▶ _TEXT TO READ_

That said, using the built-in set functions makes it easy to write set-manipulation code. And for small sets they may well be more efficient than the alternatives. If profiling shows you that these functions are a performance bottleneck in your code, you can always replace the lists with sets built on top of hash tables or bit vectors.

To build up a set, you can use the function ADJOIN. ADJOIN takes an item and a list representing a set and returns a list representing the set containing the item and all the items in the original set. To determine whether the item is present, it must scan the list; if the item isn't found, ADJOIN creates a new cons cell holding the item and pointing to the original list and returns it. Otherwise, it returns the original list.

ADJOIN also takes :key and :test keyword arguments, which are used when determining whether the item is present in the original list. Like CONS, ADJOIN has no effect on the original list--if you want to modify a particular list, you need to assign the value returned by ADJOIN to the place where the list came from. The modify macro PUSHNEW does this for you automatically.

You can test whether a given item is in a set with MEMBER and the related functions MEMBER-IF and MEMBER-IF-NOT. These functions are similar to the sequence functions FIND, FIND-IF, and FIND-IF-NOT except they can be used only with lists. And instead of returning the item when it's present, they return the cons cell containing the item--in other words, the sublist starting with the desired item. When the desired item isn't present in the list, all three functions return NIL.

▶ _DATA PROVIDED_
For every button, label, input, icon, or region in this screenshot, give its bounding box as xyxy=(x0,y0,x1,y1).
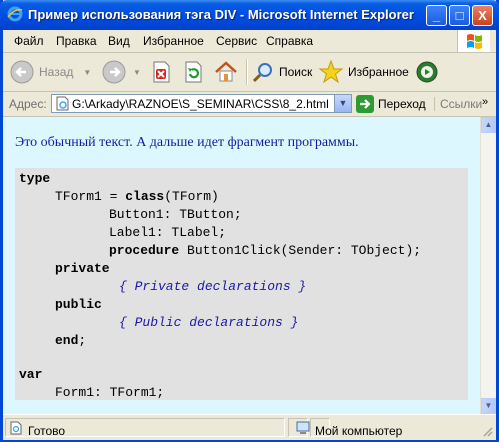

▶ _SET OF TASKS_
- a) In the passage on Lisp set functions, why must you assign the value returned by ADJOIN to the place the list came from if you want that list to change?
- b) According to the passage on Lisp set functions, what do MEMBER, MEMBER-IF, and MEMBER-IF-NOT return when the desired item is not in the list?

▶ _RESULTS BY TASK_
- a) ADJOIN, like CONS, has no effect on the original list. It only returns a list representing the new set, so the original place keeps the old list unless you store the returned value there. The modify macro PUSHNEW does that assignment automatically.

- b) They return NIL.